═══ Data records ═══

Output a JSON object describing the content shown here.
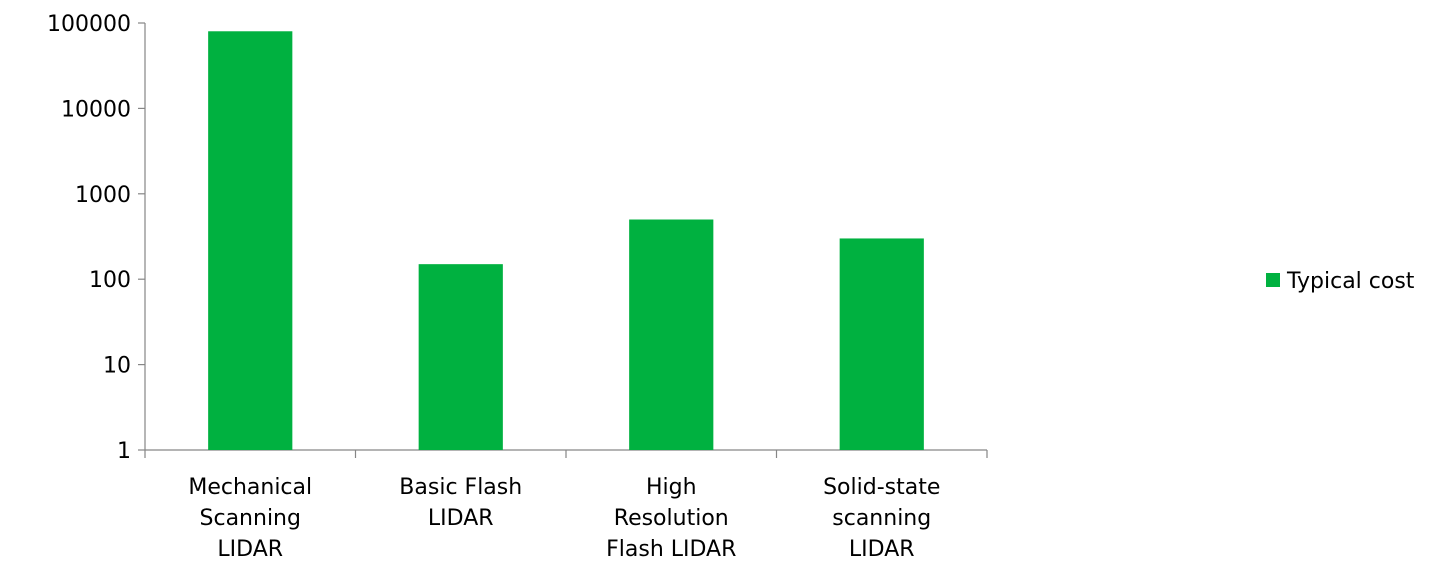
{
  "chart_data": {
    "type": "bar",
    "yscale": "log",
    "ylim": [
      1,
      100000
    ],
    "yticks": [
      "1",
      "10",
      "100",
      "1000",
      "10000",
      "100000"
    ],
    "categories": [
      [
        "Mechanical",
        "Scanning",
        "LIDAR"
      ],
      [
        "Basic Flash",
        "LIDAR"
      ],
      [
        "High",
        "Resolution",
        "Flash LIDAR"
      ],
      [
        "Solid-state",
        "scanning",
        "LIDAR"
      ]
    ],
    "series": [
      {
        "name": "Typical cost",
        "values": [
          80000,
          150,
          500,
          300
        ],
        "color": "#00b140"
      }
    ],
    "legend_position": "right",
    "grid": false
  }
}
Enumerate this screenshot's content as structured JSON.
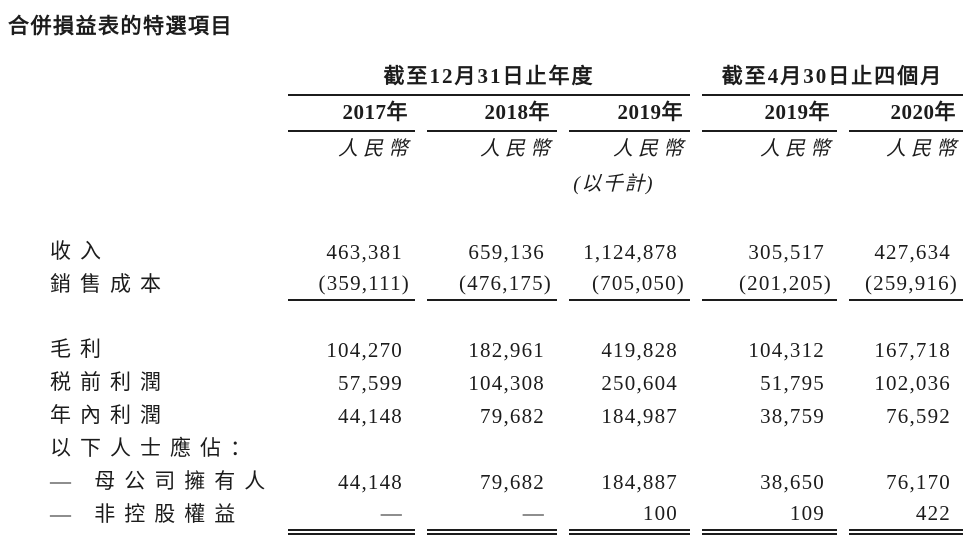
{
  "page": {
    "title": "合併損益表的特選項目"
  },
  "table": {
    "groups": [
      {
        "label": "截至12月31日止年度",
        "span": 3
      },
      {
        "label": "截至4月30日止四個月",
        "span": 2
      }
    ],
    "columns": [
      {
        "year": "2017年",
        "currency": "人民幣",
        "note": ""
      },
      {
        "year": "2018年",
        "currency": "人民幣",
        "note": ""
      },
      {
        "year": "2019年",
        "currency": "人民幣",
        "note": "(以千計)"
      },
      {
        "year": "2019年",
        "currency": "人民幣",
        "note": ""
      },
      {
        "year": "2020年",
        "currency": "人民幣",
        "note": ""
      }
    ],
    "rows": [
      {
        "label": "收入",
        "values": [
          "463,381",
          "659,136",
          "1,124,878",
          "305,517",
          "427,634"
        ]
      },
      {
        "label": "銷售成本",
        "values": [
          "(359,111)",
          "(476,175)",
          "(705,050)",
          "(201,205)",
          "(259,916)"
        ],
        "rule": "single",
        "spacer_after": true
      },
      {
        "label": "毛利",
        "values": [
          "104,270",
          "182,961",
          "419,828",
          "104,312",
          "167,718"
        ]
      },
      {
        "label": "税前利潤",
        "values": [
          "57,599",
          "104,308",
          "250,604",
          "51,795",
          "102,036"
        ]
      },
      {
        "label": "年內利潤",
        "values": [
          "44,148",
          "79,682",
          "184,987",
          "38,759",
          "76,592"
        ]
      },
      {
        "label": "以下人士應佔：",
        "values": [
          "",
          "",
          "",
          "",
          ""
        ]
      },
      {
        "label": "— 母公司擁有人",
        "values": [
          "44,148",
          "79,682",
          "184,887",
          "38,650",
          "76,170"
        ]
      },
      {
        "label": "— 非控股權益",
        "values": [
          "—",
          "—",
          "100",
          "109",
          "422"
        ],
        "rule": "single",
        "double_rule_after": true
      }
    ]
  }
}
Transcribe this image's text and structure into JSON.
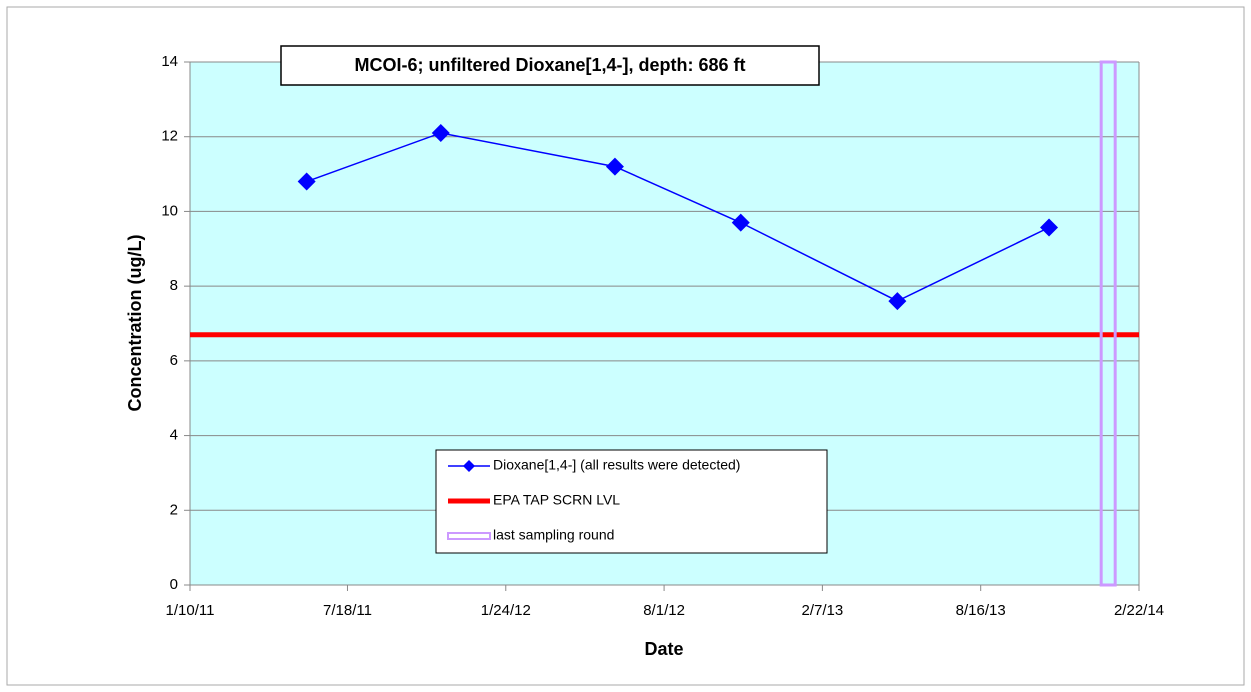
{
  "chart_data": {
    "type": "line",
    "title": "MCOI-6; unfiltered Dioxane[1,4-], depth: 686 ft",
    "x_label": "Date",
    "y_label": "Concentration (ug/L)",
    "x": [
      "2011-05-30",
      "2011-11-07",
      "2012-06-03",
      "2012-11-01",
      "2013-05-08",
      "2013-11-06"
    ],
    "series": [
      {
        "name": "Dioxane[1,4-] (all results were detected)",
        "color": "#0000ff",
        "values": [
          10.8,
          12.1,
          11.2,
          9.7,
          7.6,
          9.57
        ]
      }
    ],
    "reference_lines": [
      {
        "name": "EPA TAP SCRN LVL",
        "color": "#ff0000",
        "value": 6.7
      }
    ],
    "vertical_lines": [
      {
        "name": "last sampling round",
        "color": "#cc99ff",
        "x": "2014-01-16"
      }
    ],
    "xlim": [
      "2011-01-10",
      "2014-02-22"
    ],
    "xticks": [
      {
        "value": "2011-01-10",
        "label": "1/10/11"
      },
      {
        "value": "2011-07-18",
        "label": "7/18/11"
      },
      {
        "value": "2012-01-24",
        "label": "1/24/12"
      },
      {
        "value": "2012-08-01",
        "label": "8/1/12"
      },
      {
        "value": "2013-02-07",
        "label": "2/7/13"
      },
      {
        "value": "2013-08-16",
        "label": "8/16/13"
      },
      {
        "value": "2014-02-22",
        "label": "2/22/14"
      }
    ],
    "ylim": [
      0,
      14
    ],
    "yticks": [
      0,
      2,
      4,
      6,
      8,
      10,
      12,
      14
    ],
    "grid": true,
    "plot_background": "#ccffff"
  }
}
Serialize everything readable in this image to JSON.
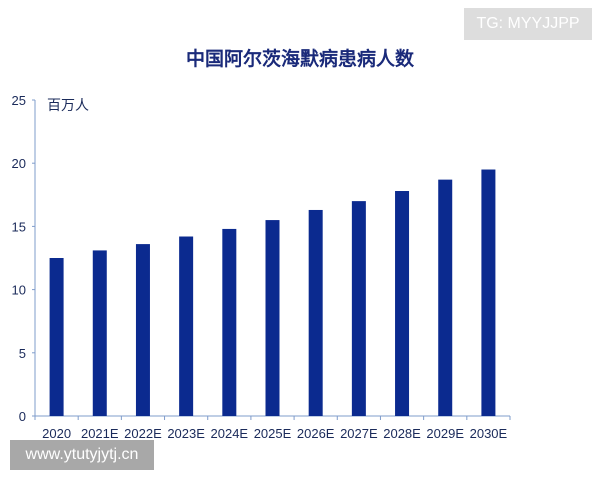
{
  "watermark_top": "TG: MYYJJPP",
  "watermark_bottom": "www.ytutyjytj.cn",
  "chart_data": {
    "type": "bar",
    "title": "中国阿尔茨海默病患病人数",
    "ylabel": "百万人",
    "xlabel": "",
    "ylim": [
      0,
      25
    ],
    "yticks": [
      0,
      5,
      10,
      15,
      20,
      25
    ],
    "grid": false,
    "categories": [
      "2020",
      "2021E",
      "2022E",
      "2023E",
      "2024E",
      "2025E",
      "2026E",
      "2027E",
      "2028E",
      "2029E",
      "2030E"
    ],
    "values": [
      12.5,
      13.1,
      13.6,
      14.2,
      14.8,
      15.5,
      16.3,
      17.0,
      17.8,
      18.7,
      19.5
    ],
    "bar_color": "#0b2a8f",
    "axis_color": "#7f9ccb"
  }
}
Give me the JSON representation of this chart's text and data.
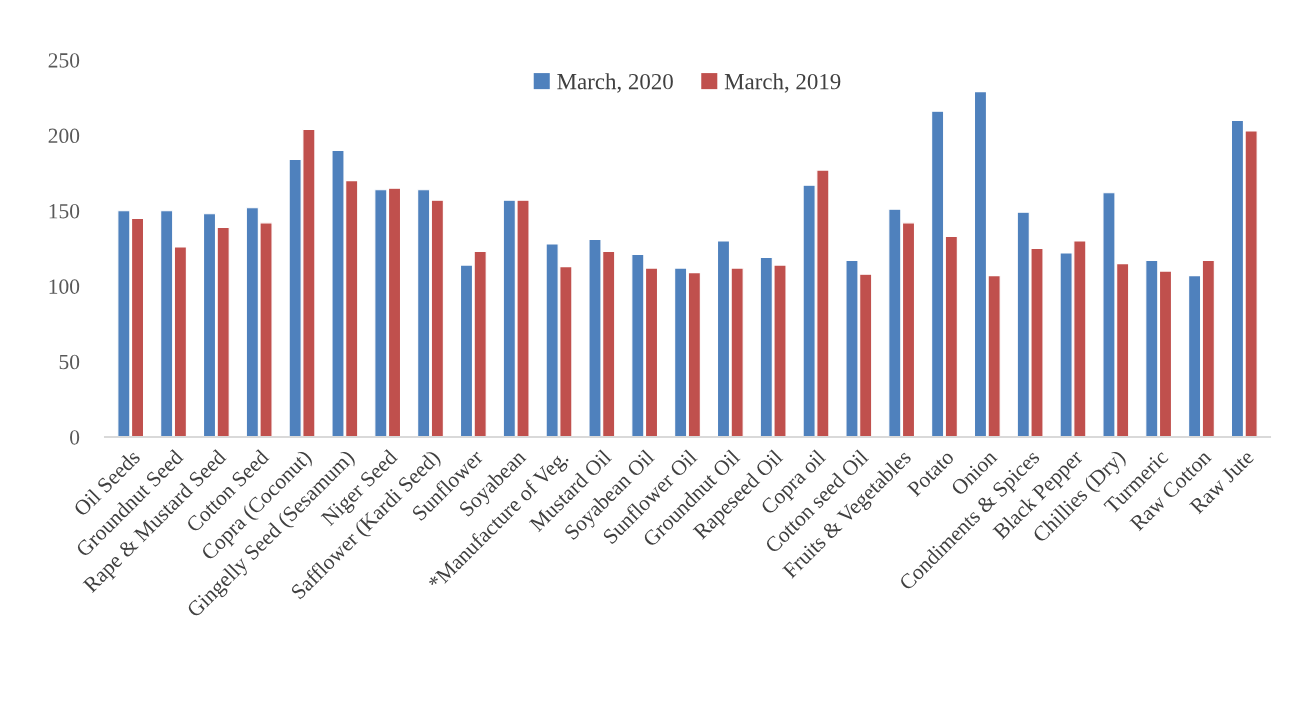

═══

## Given instruction
Pictures are excluded; copy every other part of the records exactly.

## Written answer
Output a JSON object describing the content shown here.
{
  "chart_data": {
    "type": "bar",
    "yscale": "log",
    "ylim": [
      1,
      100000
    ],
    "yticks": [
      "1",
      "10",
      "100",
      "1000",
      "10000",
      "100000"
    ],
    "categories": [
      [
        "Mechanical",
        "Scanning",
        "LIDAR"
      ],
      [
        "Basic Flash",
        "LIDAR"
      ],
      [
        "High",
        "Resolution",
        "Flash LIDAR"
      ],
      [
        "Solid-state",
        "scanning",
        "LIDAR"
      ]
    ],
    "series": [
      {
        "name": "Typical cost",
        "values": [
          80000,
          150,
          500,
          300
        ],
        "color": "#00b140"
      }
    ],
    "legend_position": "right",
    "grid": false
  }
}
Enumerate this screenshot's content as structured JSON.
{
  "page": {
    "title": "合併損益表的特選項目"
  },
  "table": {
    "groups": [
      {
        "label": "截至12月31日止年度",
        "span": 3
      },
      {
        "label": "截至4月30日止四個月",
        "span": 2
      }
    ],
    "columns": [
      {
        "year": "2017年",
        "currency": "人民幣",
        "note": ""
      },
      {
        "year": "2018年",
        "currency": "人民幣",
        "note": ""
      },
      {
        "year": "2019年",
        "currency": "人民幣",
        "note": "(以千計)"
      },
      {
        "year": "2019年",
        "currency": "人民幣",
        "note": ""
      },
      {
        "year": "2020年",
        "currency": "人民幣",
        "note": ""
      }
    ],
    "rows": [
      {
        "label": "收入",
        "values": [
          "463,381",
          "659,136",
          "1,124,878",
          "305,517",
          "427,634"
        ]
      },
      {
        "label": "銷售成本",
        "values": [
          "(359,111)",
          "(476,175)",
          "(705,050)",
          "(201,205)",
          "(259,916)"
        ],
        "rule": "single",
        "spacer_after": true
      },
      {
        "label": "毛利",
        "values": [
          "104,270",
          "182,961",
          "419,828",
          "104,312",
          "167,718"
        ]
      },
      {
        "label": "税前利潤",
        "values": [
          "57,599",
          "104,308",
          "250,604",
          "51,795",
          "102,036"
        ]
      },
      {
        "label": "年內利潤",
        "values": [
          "44,148",
          "79,682",
          "184,987",
          "38,759",
          "76,592"
        ]
      },
      {
        "label": "以下人士應佔：",
        "values": [
          "",
          "",
          "",
          "",
          ""
        ]
      },
      {
        "label": "— 母公司擁有人",
        "values": [
          "44,148",
          "79,682",
          "184,887",
          "38,650",
          "76,170"
        ]
      },
      {
        "label": "— 非控股權益",
        "values": [
          "—",
          "—",
          "100",
          "109",
          "422"
        ],
        "rule": "single",
        "double_rule_after": true
      }
    ]
  }
}
Transcribe this image's text and structure into JSON.
{
  "chart_data": {
    "type": "line",
    "title": "MCOI-6; unfiltered Dioxane[1,4-], depth: 686 ft",
    "x_label": "Date",
    "y_label": "Concentration (ug/L)",
    "x": [
      "2011-05-30",
      "2011-11-07",
      "2012-06-03",
      "2012-11-01",
      "2013-05-08",
      "2013-11-06"
    ],
    "series": [
      {
        "name": "Dioxane[1,4-] (all results were detected)",
        "color": "#0000ff",
        "values": [
          10.8,
          12.1,
          11.2,
          9.7,
          7.6,
          9.57
        ]
      }
    ],
    "reference_lines": [
      {
        "name": "EPA TAP SCRN LVL",
        "color": "#ff0000",
        "value": 6.7
      }
    ],
    "vertical_lines": [
      {
        "name": "last sampling round",
        "color": "#cc99ff",
        "x": "2014-01-16"
      }
    ],
    "xlim": [
      "2011-01-10",
      "2014-02-22"
    ],
    "xticks": [
      {
        "value": "2011-01-10",
        "label": "1/10/11"
      },
      {
        "value": "2011-07-18",
        "label": "7/18/11"
      },
      {
        "value": "2012-01-24",
        "label": "1/24/12"
      },
      {
        "value": "2012-08-01",
        "label": "8/1/12"
      },
      {
        "value": "2013-02-07",
        "label": "2/7/13"
      },
      {
        "value": "2013-08-16",
        "label": "8/16/13"
      },
      {
        "value": "2014-02-22",
        "label": "2/22/14"
      }
    ],
    "ylim": [
      0,
      14
    ],
    "yticks": [
      0,
      2,
      4,
      6,
      8,
      10,
      12,
      14
    ],
    "grid": true,
    "plot_background": "#ccffff"
  }
}
Serialize everything readable in this image to JSON.
{
  "watermark_top": "TG: MYYJJPP",
  "watermark_bottom": "www.ytutyjytj.cn",
  "chart_data": {
    "type": "bar",
    "title": "中国阿尔茨海默病患病人数",
    "ylabel": "百万人",
    "xlabel": "",
    "ylim": [
      0,
      25
    ],
    "yticks": [
      0,
      5,
      10,
      15,
      20,
      25
    ],
    "grid": false,
    "categories": [
      "2020",
      "2021E",
      "2022E",
      "2023E",
      "2024E",
      "2025E",
      "2026E",
      "2027E",
      "2028E",
      "2029E",
      "2030E"
    ],
    "values": [
      12.5,
      13.1,
      13.6,
      14.2,
      14.8,
      15.5,
      16.3,
      17.0,
      17.8,
      18.7,
      19.5
    ],
    "bar_color": "#0b2a8f",
    "axis_color": "#7f9ccb"
  }
}
Give me the JSON representation of this chart's text and data.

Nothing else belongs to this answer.